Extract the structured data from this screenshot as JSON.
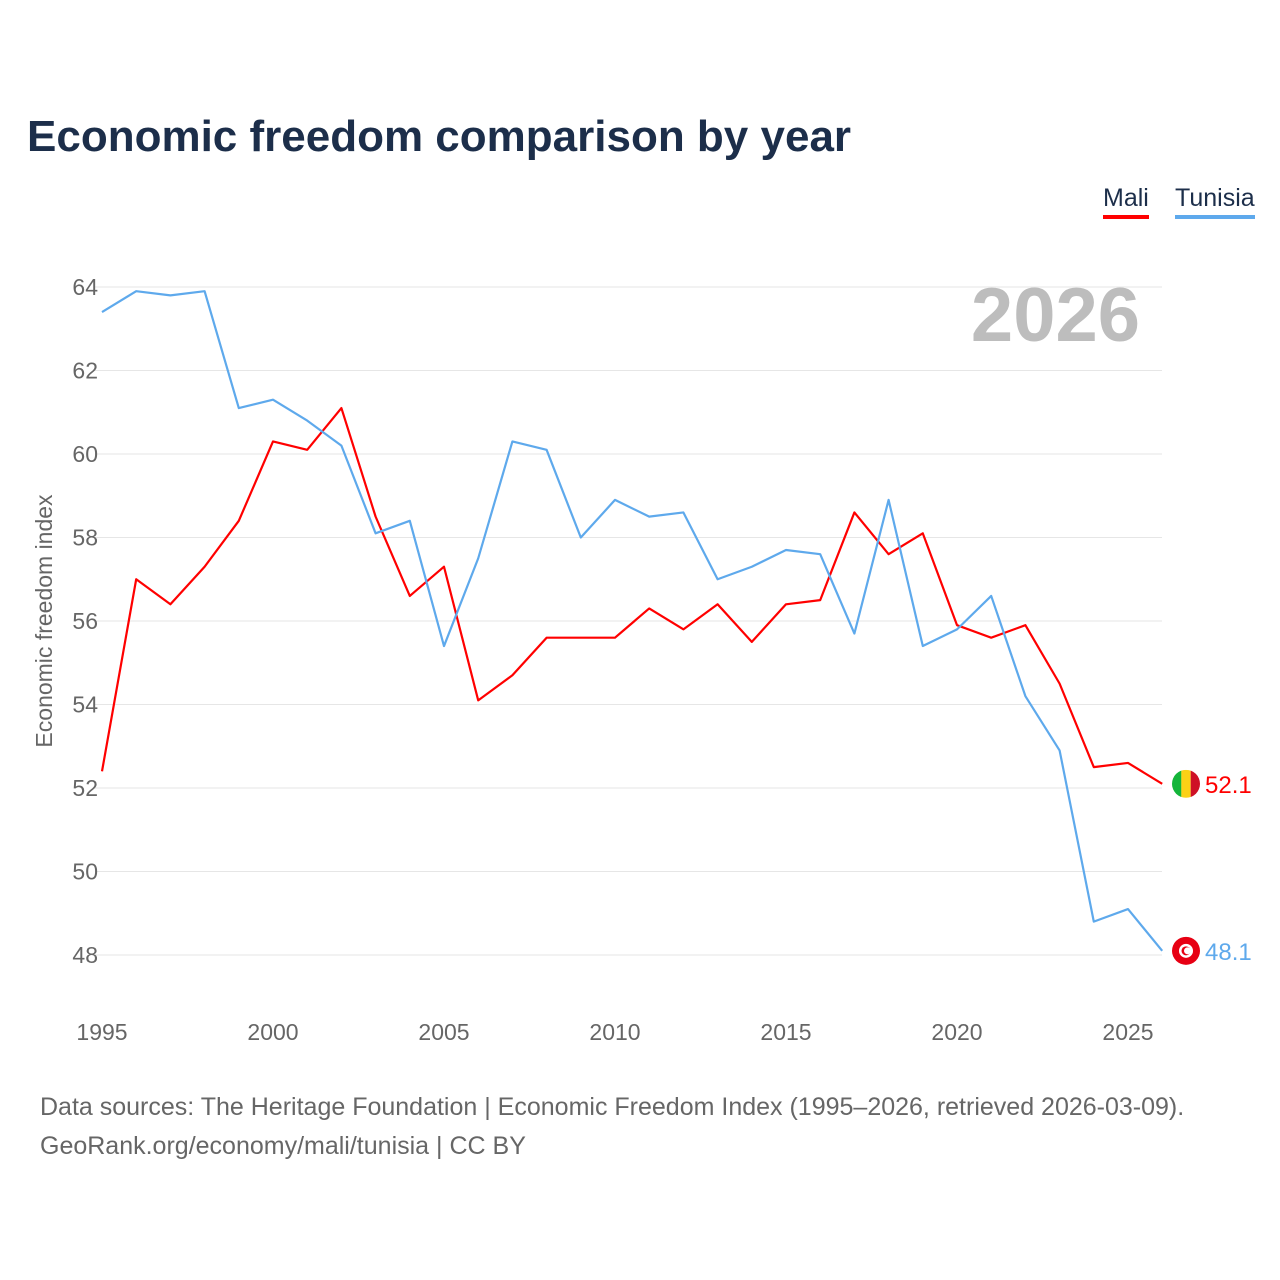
{
  "title": "Economic freedom comparison by year",
  "source_line1": "Data sources: The Heritage Foundation | Economic Freedom Index (1995–2026, retrieved 2026-03-09).",
  "source_line2": "GeoRank.org/economy/mali/tunisia | CC BY",
  "chart_data": {
    "type": "line",
    "title": "Economic freedom comparison by year",
    "xlabel": "",
    "ylabel": "Economic freedom index",
    "xlim": [
      1995,
      2026
    ],
    "ylim": [
      47,
      64.5
    ],
    "yticks": [
      48,
      50,
      52,
      54,
      56,
      58,
      60,
      62,
      64
    ],
    "xticks": [
      1995,
      2000,
      2005,
      2010,
      2015,
      2020,
      2025
    ],
    "grid": true,
    "legend": "top-right",
    "year_label": "2026",
    "x": [
      1995,
      1996,
      1997,
      1998,
      1999,
      2000,
      2001,
      2002,
      2003,
      2004,
      2005,
      2006,
      2007,
      2008,
      2009,
      2010,
      2011,
      2012,
      2013,
      2014,
      2015,
      2016,
      2017,
      2018,
      2019,
      2020,
      2021,
      2022,
      2023,
      2024,
      2025,
      2026
    ],
    "series": [
      {
        "name": "Mali",
        "color": "#ff0000",
        "end_label": "52.1",
        "values": [
          52.4,
          57.0,
          56.4,
          57.3,
          58.4,
          60.3,
          60.1,
          61.1,
          58.5,
          56.6,
          57.3,
          54.1,
          54.7,
          55.6,
          55.6,
          55.6,
          56.3,
          55.8,
          56.4,
          55.5,
          56.4,
          56.5,
          58.6,
          57.6,
          58.1,
          55.9,
          55.6,
          55.9,
          54.5,
          52.5,
          52.6,
          52.1
        ]
      },
      {
        "name": "Tunisia",
        "color": "#5ea9ec",
        "end_label": "48.1",
        "values": [
          63.4,
          63.9,
          63.8,
          63.9,
          61.1,
          61.3,
          60.8,
          60.2,
          58.1,
          58.4,
          55.4,
          57.5,
          60.3,
          60.1,
          58.0,
          58.9,
          58.5,
          58.6,
          57.0,
          57.3,
          57.7,
          57.6,
          55.7,
          58.9,
          55.4,
          55.8,
          56.6,
          54.2,
          52.9,
          48.8,
          49.1,
          48.1
        ]
      }
    ]
  }
}
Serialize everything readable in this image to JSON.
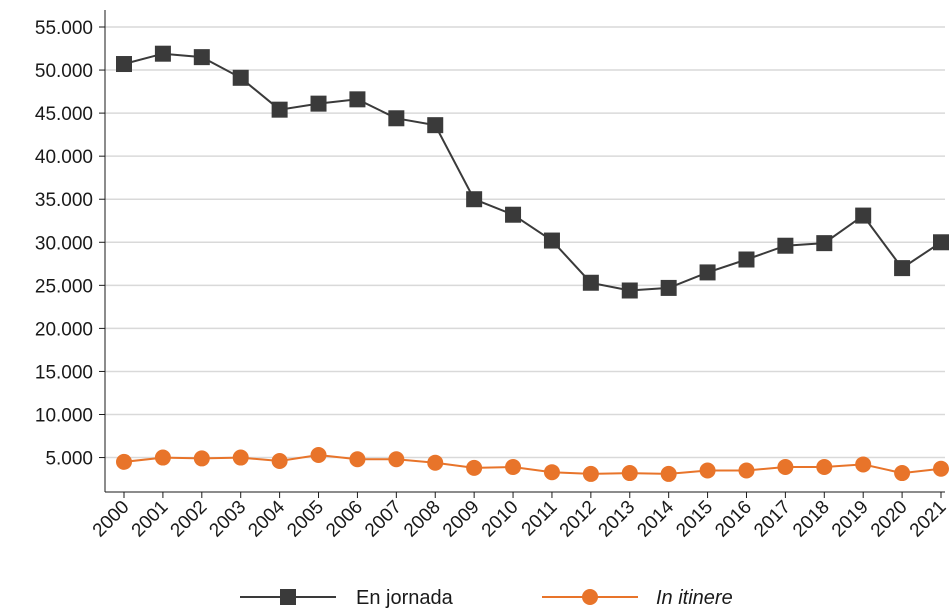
{
  "chart_data": {
    "type": "line",
    "title": "",
    "xlabel": "",
    "ylabel": "",
    "categories": [
      "2000",
      "2001",
      "2002",
      "2003",
      "2004",
      "2005",
      "2006",
      "2007",
      "2008",
      "2009",
      "2010",
      "2011",
      "2012",
      "2013",
      "2014",
      "2015",
      "2016",
      "2017",
      "2018",
      "2019",
      "2020",
      "2021"
    ],
    "ylim": [
      1000,
      55000
    ],
    "yticks": [
      5000,
      10000,
      15000,
      20000,
      25000,
      30000,
      35000,
      40000,
      45000,
      50000,
      55000
    ],
    "ytick_labels": [
      "5.000",
      "10.000",
      "15.000",
      "20.000",
      "25.000",
      "30.000",
      "35.000",
      "40.000",
      "45.000",
      "50.000",
      "55.000"
    ],
    "grid": true,
    "legend_position": "bottom",
    "series": [
      {
        "name": "En jornada",
        "color": "#3a3a3a",
        "marker": "square",
        "values": [
          50700,
          51900,
          51500,
          49100,
          45400,
          46100,
          46600,
          44400,
          43600,
          35000,
          33200,
          30200,
          25300,
          24400,
          24700,
          26500,
          28000,
          29600,
          29900,
          33100,
          27000,
          30000
        ]
      },
      {
        "name": "In itinere",
        "color": "#e8742a",
        "marker": "circle",
        "italic_label": true,
        "values": [
          4500,
          5000,
          4900,
          5000,
          4600,
          5300,
          4800,
          4800,
          4400,
          3800,
          3900,
          3300,
          3100,
          3200,
          3100,
          3500,
          3500,
          3900,
          3900,
          4200,
          3200,
          3700
        ]
      }
    ]
  }
}
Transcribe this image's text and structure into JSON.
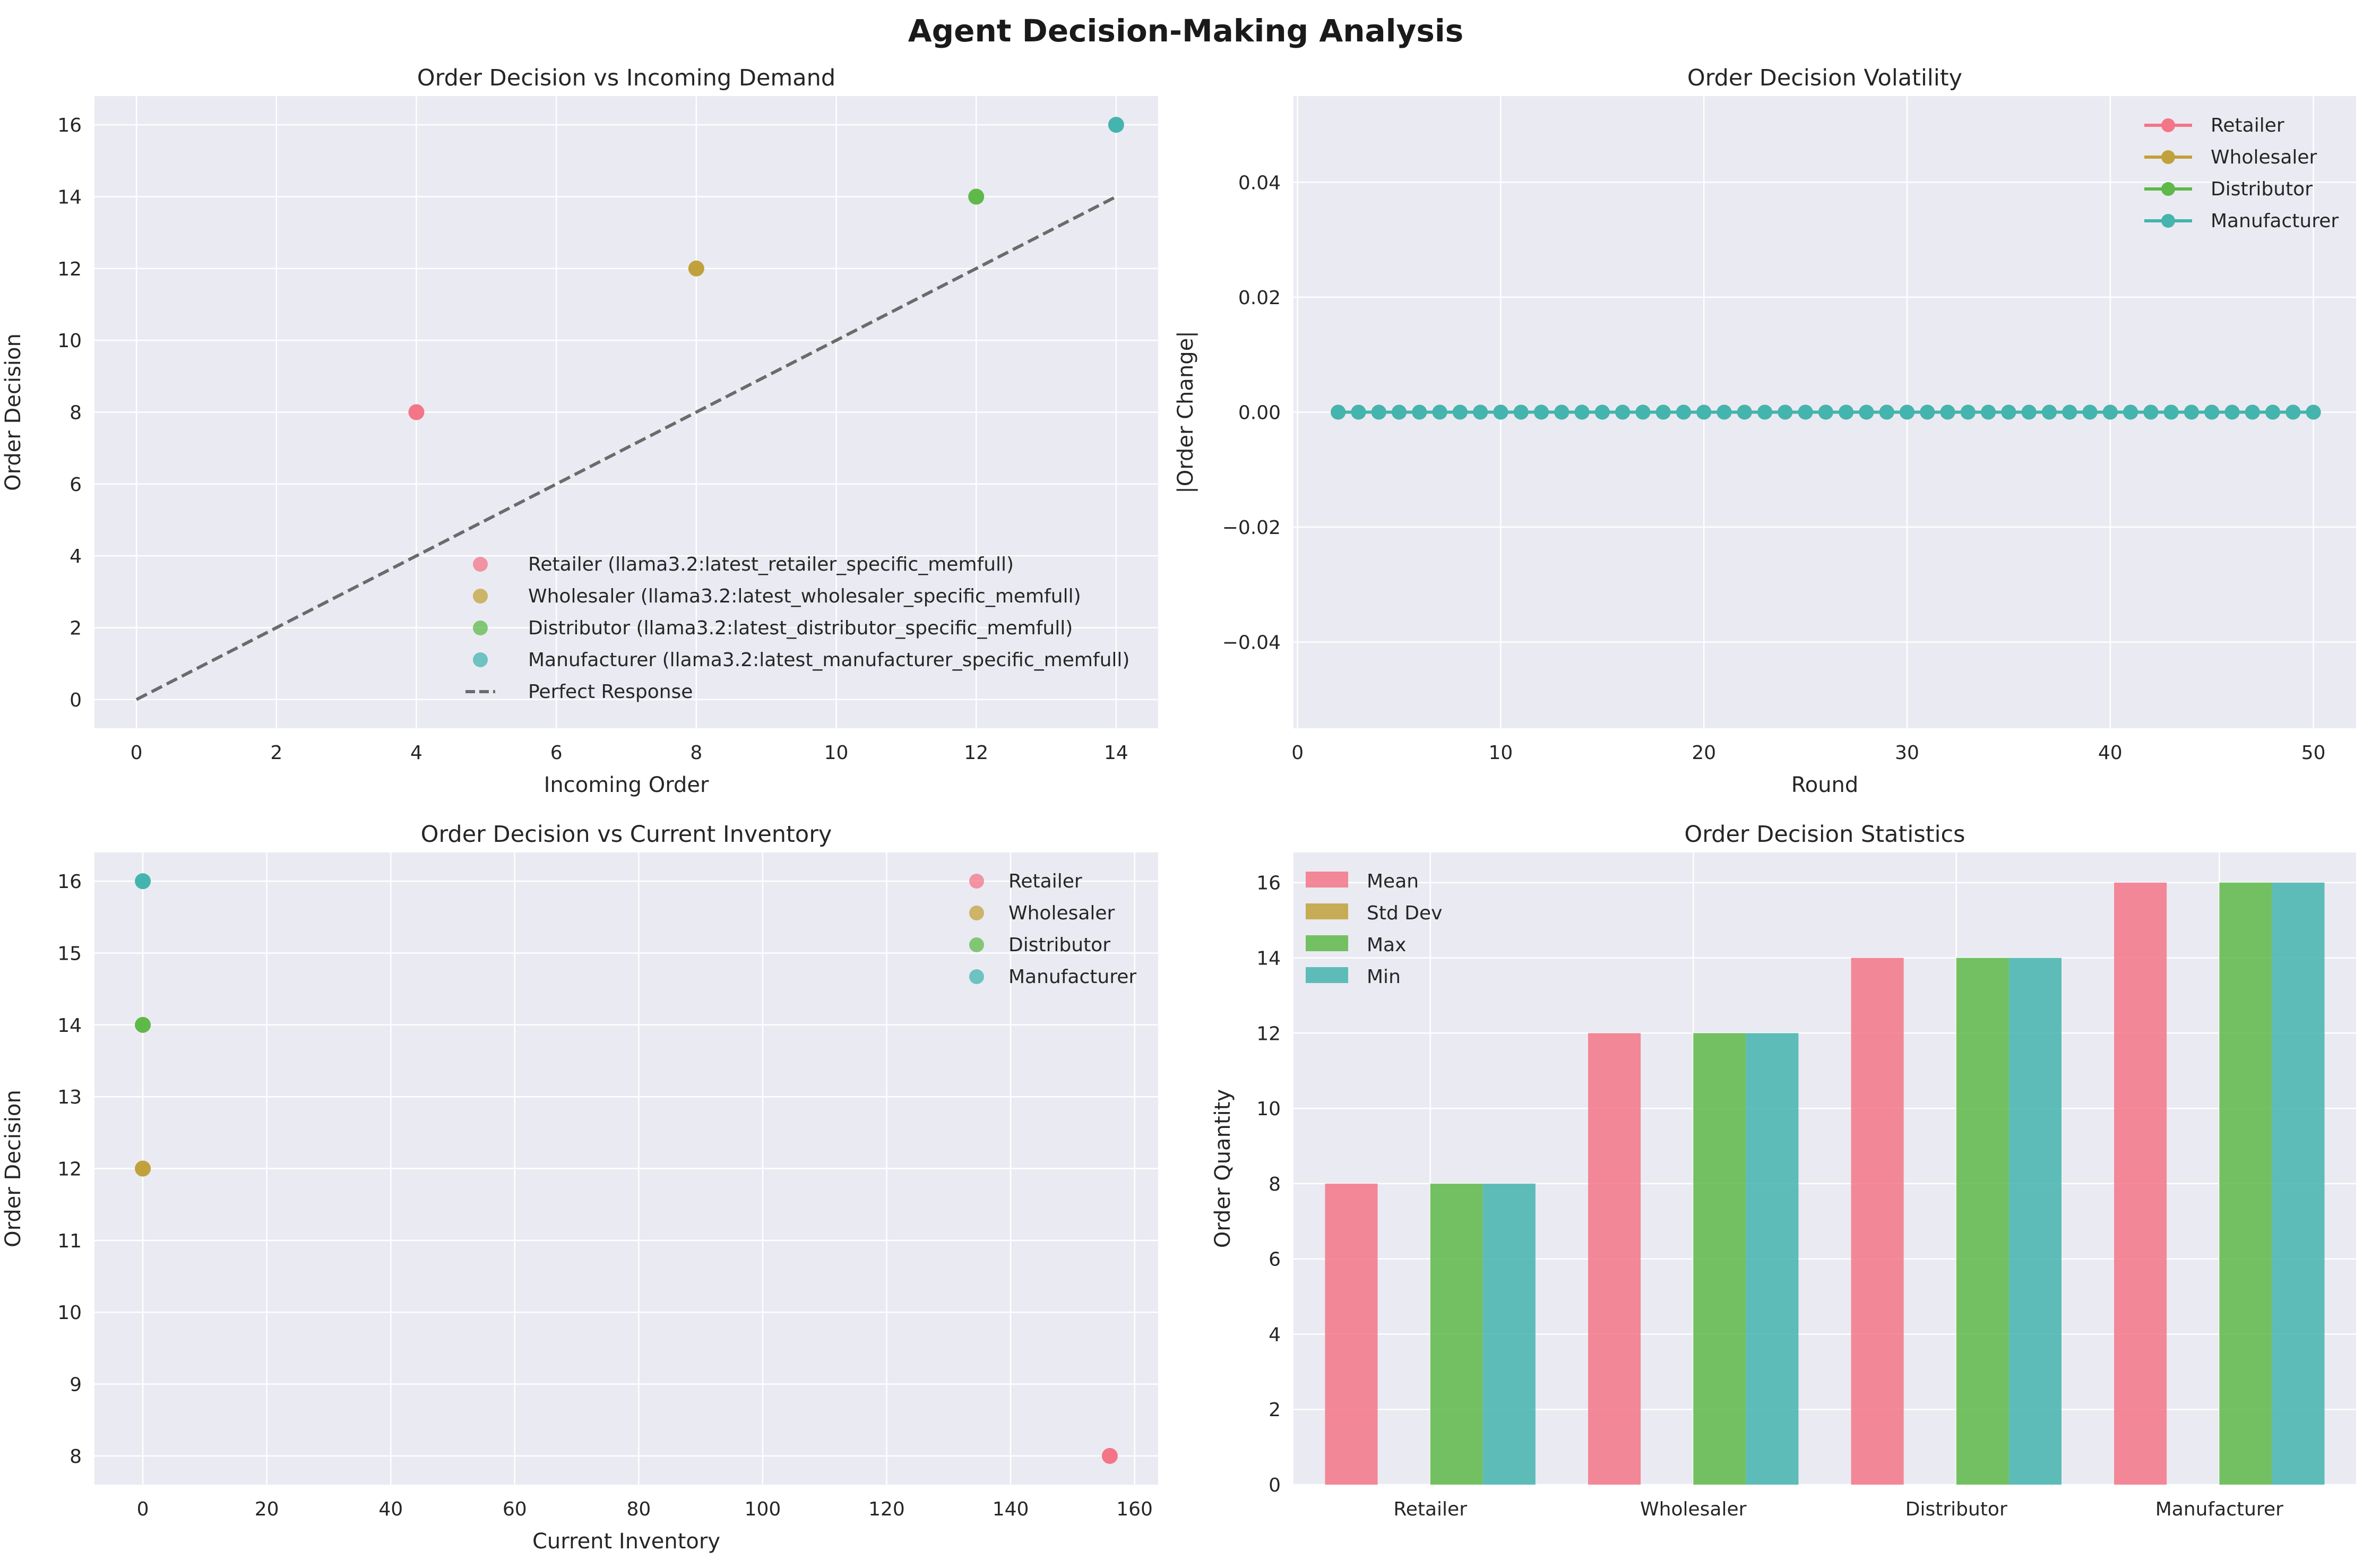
{
  "figure": {
    "title": "Agent Decision-Making Analysis",
    "background": "#ffffff",
    "axes_facecolor": "#eaeaf2",
    "grid_color": "#ffffff"
  },
  "colors": {
    "Retailer": "#f37587",
    "Wholesaler": "#c1a13b",
    "Distributor": "#5eb949",
    "Manufacturer": "#44b4ae",
    "perfect_response": "#6b6b6b"
  },
  "chart_data": [
    {
      "type": "scatter",
      "title": "Order Decision vs Incoming Demand",
      "xlabel": "Incoming Order",
      "ylabel": "Order Decision",
      "xlim": [
        -0.6,
        14.6
      ],
      "ylim": [
        -0.8,
        16.8
      ],
      "xticks": [
        0,
        2,
        4,
        6,
        8,
        10,
        12,
        14
      ],
      "yticks": [
        0,
        2,
        4,
        6,
        8,
        10,
        12,
        14,
        16
      ],
      "grid": true,
      "legend_position": "lower-right",
      "series": [
        {
          "name": "Retailer (llama3.2:latest_retailer_specific_memfull)",
          "color": "#f37587",
          "x": [
            4
          ],
          "y": [
            8
          ]
        },
        {
          "name": "Wholesaler (llama3.2:latest_wholesaler_specific_memfull)",
          "color": "#c1a13b",
          "x": [
            8
          ],
          "y": [
            12
          ]
        },
        {
          "name": "Distributor (llama3.2:latest_distributor_specific_memfull)",
          "color": "#5eb949",
          "x": [
            12
          ],
          "y": [
            14
          ]
        },
        {
          "name": "Manufacturer (llama3.2:latest_manufacturer_specific_memfull)",
          "color": "#44b4ae",
          "x": [
            14
          ],
          "y": [
            16
          ]
        }
      ],
      "reference_line": {
        "name": "Perfect Response",
        "x": [
          0,
          14
        ],
        "y": [
          0,
          14
        ],
        "style": "dashed"
      }
    },
    {
      "type": "line",
      "title": "Order Decision Volatility",
      "xlabel": "Round",
      "ylabel": "|Order Change|",
      "xlim": [
        -0.2,
        52.1
      ],
      "ylim": [
        -0.055,
        0.055
      ],
      "xticks": [
        0,
        10,
        20,
        30,
        40,
        50
      ],
      "yticks": [
        -0.04,
        -0.02,
        0.0,
        0.02,
        0.04
      ],
      "ytick_labels": [
        "−0.04",
        "−0.02",
        "0.00",
        "0.02",
        "0.04"
      ],
      "grid": true,
      "legend_position": "top-right",
      "x_range": [
        2,
        50
      ],
      "series": [
        {
          "name": "Retailer",
          "color": "#f37587",
          "value": 0
        },
        {
          "name": "Wholesaler",
          "color": "#c1a13b",
          "value": 0
        },
        {
          "name": "Distributor",
          "color": "#5eb949",
          "value": 0
        },
        {
          "name": "Manufacturer",
          "color": "#44b4ae",
          "value": 0
        }
      ]
    },
    {
      "type": "scatter",
      "title": "Order Decision vs Current Inventory",
      "xlabel": "Current Inventory",
      "ylabel": "Order Decision",
      "xlim": [
        -7.8,
        163.8
      ],
      "ylim": [
        7.6,
        16.4
      ],
      "xticks": [
        0,
        20,
        40,
        60,
        80,
        100,
        120,
        140,
        160
      ],
      "yticks": [
        8,
        9,
        10,
        11,
        12,
        13,
        14,
        15,
        16
      ],
      "grid": true,
      "legend_position": "top-right",
      "series": [
        {
          "name": "Retailer",
          "color": "#f37587",
          "x": [
            156
          ],
          "y": [
            8
          ]
        },
        {
          "name": "Wholesaler",
          "color": "#c1a13b",
          "x": [
            0
          ],
          "y": [
            12
          ]
        },
        {
          "name": "Distributor",
          "color": "#5eb949",
          "x": [
            0
          ],
          "y": [
            14
          ]
        },
        {
          "name": "Manufacturer",
          "color": "#44b4ae",
          "x": [
            0
          ],
          "y": [
            16
          ]
        }
      ]
    },
    {
      "type": "bar",
      "title": "Order Decision Statistics",
      "xlabel": "",
      "ylabel": "Order Quantity",
      "ylim": [
        0,
        16.8
      ],
      "yticks": [
        0,
        2,
        4,
        6,
        8,
        10,
        12,
        14,
        16
      ],
      "grid": true,
      "legend_position": "top-left",
      "categories": [
        "Retailer",
        "Wholesaler",
        "Distributor",
        "Manufacturer"
      ],
      "series": [
        {
          "name": "Mean",
          "color": "#f37587",
          "values": [
            8,
            12,
            14,
            16
          ]
        },
        {
          "name": "Std Dev",
          "color": "#c1a13b",
          "values": [
            0,
            0,
            0,
            0
          ]
        },
        {
          "name": "Max",
          "color": "#5eb949",
          "values": [
            8,
            12,
            14,
            16
          ]
        },
        {
          "name": "Min",
          "color": "#44b4ae",
          "values": [
            8,
            12,
            14,
            16
          ]
        }
      ]
    }
  ]
}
______
_GIVEN INSTRUCTION:_ The lines to collect are those holding the string "comparison"; copy them all.

_REPLY:_
  "title": "Economic freedom comparison by year",
    "title": "Economic freedom comparison by year",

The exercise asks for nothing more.